● PROBLEM TO WORK ON
Find each line containing the string "STOP". Copy it.

>>>

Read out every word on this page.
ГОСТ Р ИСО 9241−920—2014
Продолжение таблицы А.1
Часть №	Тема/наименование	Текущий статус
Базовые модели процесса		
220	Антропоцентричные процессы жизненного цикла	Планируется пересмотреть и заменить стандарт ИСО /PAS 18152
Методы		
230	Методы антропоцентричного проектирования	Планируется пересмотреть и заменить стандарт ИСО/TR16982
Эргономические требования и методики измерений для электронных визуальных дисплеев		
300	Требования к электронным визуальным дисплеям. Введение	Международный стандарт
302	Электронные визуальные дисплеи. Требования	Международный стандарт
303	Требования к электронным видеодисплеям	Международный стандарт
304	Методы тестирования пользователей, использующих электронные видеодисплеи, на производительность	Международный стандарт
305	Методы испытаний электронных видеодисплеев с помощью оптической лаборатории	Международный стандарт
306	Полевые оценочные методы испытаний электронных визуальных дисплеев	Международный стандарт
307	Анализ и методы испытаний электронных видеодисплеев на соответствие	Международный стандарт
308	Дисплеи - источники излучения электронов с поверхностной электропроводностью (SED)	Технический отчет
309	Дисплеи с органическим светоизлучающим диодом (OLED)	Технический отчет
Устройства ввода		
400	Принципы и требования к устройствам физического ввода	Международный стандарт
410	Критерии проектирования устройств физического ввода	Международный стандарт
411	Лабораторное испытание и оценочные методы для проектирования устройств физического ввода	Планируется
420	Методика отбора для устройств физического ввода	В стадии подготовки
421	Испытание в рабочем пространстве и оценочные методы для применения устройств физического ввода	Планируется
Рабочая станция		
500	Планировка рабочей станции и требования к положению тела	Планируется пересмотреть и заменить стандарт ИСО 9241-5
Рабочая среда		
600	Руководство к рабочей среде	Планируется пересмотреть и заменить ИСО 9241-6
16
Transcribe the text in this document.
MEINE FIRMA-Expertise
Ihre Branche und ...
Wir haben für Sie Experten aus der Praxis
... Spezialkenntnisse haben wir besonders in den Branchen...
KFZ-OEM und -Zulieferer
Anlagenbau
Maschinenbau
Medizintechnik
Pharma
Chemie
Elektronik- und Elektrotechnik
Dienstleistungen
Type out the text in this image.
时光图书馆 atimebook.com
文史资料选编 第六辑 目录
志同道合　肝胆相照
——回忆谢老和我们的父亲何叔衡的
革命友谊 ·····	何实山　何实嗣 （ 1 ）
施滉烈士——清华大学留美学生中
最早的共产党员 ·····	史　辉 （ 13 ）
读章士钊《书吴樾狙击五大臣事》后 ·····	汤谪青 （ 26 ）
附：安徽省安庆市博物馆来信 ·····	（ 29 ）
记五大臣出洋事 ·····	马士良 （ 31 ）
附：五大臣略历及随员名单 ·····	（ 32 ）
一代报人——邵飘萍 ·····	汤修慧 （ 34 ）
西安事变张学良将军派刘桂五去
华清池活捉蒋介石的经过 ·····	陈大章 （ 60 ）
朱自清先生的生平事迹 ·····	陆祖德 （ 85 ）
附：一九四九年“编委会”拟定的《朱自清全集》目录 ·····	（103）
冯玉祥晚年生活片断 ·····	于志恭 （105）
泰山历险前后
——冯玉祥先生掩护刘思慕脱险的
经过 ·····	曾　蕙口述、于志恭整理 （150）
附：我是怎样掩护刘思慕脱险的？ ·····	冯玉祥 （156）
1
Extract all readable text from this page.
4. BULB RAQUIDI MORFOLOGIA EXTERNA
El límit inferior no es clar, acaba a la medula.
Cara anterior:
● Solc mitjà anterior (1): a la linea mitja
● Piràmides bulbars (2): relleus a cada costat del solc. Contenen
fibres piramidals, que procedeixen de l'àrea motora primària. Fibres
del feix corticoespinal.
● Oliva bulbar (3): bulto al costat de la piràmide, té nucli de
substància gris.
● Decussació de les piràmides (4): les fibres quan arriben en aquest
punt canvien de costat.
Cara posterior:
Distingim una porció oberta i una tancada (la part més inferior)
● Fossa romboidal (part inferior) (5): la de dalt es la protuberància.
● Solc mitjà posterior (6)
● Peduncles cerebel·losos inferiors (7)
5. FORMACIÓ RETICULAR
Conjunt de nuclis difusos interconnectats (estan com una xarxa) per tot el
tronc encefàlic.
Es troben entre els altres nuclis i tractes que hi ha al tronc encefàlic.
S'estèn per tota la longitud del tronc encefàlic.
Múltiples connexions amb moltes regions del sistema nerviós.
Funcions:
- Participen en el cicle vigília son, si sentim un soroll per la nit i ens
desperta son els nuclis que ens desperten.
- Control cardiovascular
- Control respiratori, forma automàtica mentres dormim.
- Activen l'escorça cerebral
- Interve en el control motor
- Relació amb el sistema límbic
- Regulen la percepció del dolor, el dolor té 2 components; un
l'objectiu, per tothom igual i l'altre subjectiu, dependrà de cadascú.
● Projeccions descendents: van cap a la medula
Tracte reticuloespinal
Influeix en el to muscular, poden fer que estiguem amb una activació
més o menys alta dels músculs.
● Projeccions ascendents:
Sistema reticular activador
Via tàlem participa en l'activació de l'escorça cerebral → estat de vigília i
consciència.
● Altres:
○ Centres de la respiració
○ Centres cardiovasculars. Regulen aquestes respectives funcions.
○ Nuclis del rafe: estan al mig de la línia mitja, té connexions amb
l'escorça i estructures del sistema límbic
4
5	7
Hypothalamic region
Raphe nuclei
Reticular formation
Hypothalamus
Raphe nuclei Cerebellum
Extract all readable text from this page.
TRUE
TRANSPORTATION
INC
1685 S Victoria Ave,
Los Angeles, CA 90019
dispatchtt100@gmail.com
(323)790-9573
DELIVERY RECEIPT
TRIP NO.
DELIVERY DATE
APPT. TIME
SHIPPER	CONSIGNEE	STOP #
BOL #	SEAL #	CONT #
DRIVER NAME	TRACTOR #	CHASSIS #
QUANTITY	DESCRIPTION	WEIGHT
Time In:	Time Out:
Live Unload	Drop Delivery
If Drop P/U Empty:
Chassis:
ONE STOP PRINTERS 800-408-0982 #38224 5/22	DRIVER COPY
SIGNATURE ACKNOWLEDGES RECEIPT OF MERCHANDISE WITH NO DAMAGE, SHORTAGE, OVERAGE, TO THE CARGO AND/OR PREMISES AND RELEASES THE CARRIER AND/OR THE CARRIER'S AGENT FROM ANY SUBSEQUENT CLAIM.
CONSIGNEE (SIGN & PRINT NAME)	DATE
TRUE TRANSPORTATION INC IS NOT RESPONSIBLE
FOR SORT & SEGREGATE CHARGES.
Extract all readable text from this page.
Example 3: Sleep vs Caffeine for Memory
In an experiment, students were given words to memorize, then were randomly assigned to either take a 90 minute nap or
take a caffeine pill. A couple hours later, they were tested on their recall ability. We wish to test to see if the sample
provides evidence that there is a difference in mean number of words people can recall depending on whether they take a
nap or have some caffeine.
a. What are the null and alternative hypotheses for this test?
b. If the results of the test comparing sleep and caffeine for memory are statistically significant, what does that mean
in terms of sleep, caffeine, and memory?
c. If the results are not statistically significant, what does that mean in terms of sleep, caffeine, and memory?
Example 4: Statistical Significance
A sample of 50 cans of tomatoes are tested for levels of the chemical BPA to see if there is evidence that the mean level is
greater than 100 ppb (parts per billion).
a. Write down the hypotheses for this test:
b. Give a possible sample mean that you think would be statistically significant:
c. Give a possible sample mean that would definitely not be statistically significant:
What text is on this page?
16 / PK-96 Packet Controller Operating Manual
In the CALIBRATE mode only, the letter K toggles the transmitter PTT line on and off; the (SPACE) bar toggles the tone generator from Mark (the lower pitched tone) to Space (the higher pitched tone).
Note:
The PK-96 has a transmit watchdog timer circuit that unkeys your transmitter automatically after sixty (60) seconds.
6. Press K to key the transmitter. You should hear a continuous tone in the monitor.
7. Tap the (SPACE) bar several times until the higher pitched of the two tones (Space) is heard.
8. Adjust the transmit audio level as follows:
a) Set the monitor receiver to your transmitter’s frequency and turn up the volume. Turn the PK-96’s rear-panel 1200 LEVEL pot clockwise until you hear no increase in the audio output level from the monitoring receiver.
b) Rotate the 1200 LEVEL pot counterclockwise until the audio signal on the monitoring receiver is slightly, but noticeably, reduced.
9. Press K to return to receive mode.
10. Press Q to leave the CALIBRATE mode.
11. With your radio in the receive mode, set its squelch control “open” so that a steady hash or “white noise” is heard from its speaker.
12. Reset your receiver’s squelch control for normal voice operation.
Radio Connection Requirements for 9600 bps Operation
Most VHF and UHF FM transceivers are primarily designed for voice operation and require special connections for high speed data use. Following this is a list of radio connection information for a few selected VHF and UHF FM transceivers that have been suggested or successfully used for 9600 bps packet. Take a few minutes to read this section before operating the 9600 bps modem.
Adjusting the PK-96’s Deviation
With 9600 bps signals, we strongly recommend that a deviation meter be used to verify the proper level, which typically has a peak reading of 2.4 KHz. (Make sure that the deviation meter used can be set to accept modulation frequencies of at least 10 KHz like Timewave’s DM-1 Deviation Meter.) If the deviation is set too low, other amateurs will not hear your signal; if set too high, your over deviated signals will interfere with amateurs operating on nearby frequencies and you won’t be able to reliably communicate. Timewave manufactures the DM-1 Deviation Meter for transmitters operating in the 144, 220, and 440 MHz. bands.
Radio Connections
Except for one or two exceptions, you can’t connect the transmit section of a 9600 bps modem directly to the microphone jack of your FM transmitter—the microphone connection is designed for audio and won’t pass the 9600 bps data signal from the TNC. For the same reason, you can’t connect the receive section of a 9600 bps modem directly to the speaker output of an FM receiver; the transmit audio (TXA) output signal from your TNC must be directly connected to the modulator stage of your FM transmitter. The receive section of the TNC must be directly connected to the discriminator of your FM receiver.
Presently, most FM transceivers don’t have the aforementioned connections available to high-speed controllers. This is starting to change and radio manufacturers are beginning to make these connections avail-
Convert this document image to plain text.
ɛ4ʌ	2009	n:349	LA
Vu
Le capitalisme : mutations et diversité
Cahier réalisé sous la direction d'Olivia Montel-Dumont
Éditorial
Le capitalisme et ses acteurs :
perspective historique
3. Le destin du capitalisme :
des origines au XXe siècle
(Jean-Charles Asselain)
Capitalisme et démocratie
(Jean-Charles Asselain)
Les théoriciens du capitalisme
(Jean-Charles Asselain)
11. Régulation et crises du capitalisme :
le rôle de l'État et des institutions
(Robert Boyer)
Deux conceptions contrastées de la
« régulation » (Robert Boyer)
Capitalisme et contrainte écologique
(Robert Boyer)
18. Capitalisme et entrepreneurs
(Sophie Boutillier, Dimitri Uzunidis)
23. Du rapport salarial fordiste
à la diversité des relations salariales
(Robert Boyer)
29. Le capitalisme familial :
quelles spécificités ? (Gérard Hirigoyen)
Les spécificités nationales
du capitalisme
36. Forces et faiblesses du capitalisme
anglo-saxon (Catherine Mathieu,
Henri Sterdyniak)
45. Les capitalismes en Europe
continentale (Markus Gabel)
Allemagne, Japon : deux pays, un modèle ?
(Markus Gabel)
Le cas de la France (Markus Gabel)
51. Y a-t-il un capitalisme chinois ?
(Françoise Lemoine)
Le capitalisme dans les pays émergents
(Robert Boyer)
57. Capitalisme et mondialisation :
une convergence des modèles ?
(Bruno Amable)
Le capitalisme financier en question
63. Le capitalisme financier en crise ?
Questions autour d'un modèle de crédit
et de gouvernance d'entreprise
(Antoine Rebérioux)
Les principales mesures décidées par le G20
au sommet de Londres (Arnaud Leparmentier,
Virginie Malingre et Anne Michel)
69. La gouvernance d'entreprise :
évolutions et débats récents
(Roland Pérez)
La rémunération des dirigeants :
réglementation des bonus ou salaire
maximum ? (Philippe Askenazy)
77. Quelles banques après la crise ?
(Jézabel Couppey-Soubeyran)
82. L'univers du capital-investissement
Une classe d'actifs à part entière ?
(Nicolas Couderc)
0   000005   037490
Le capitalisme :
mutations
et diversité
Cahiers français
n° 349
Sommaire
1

<<<

● THE RESPONSE
SHIPPER	CONSIGNEE	STOP #
ONE STOP PRINTERS 800-408-0982 #38224 5/22	DRIVER COPY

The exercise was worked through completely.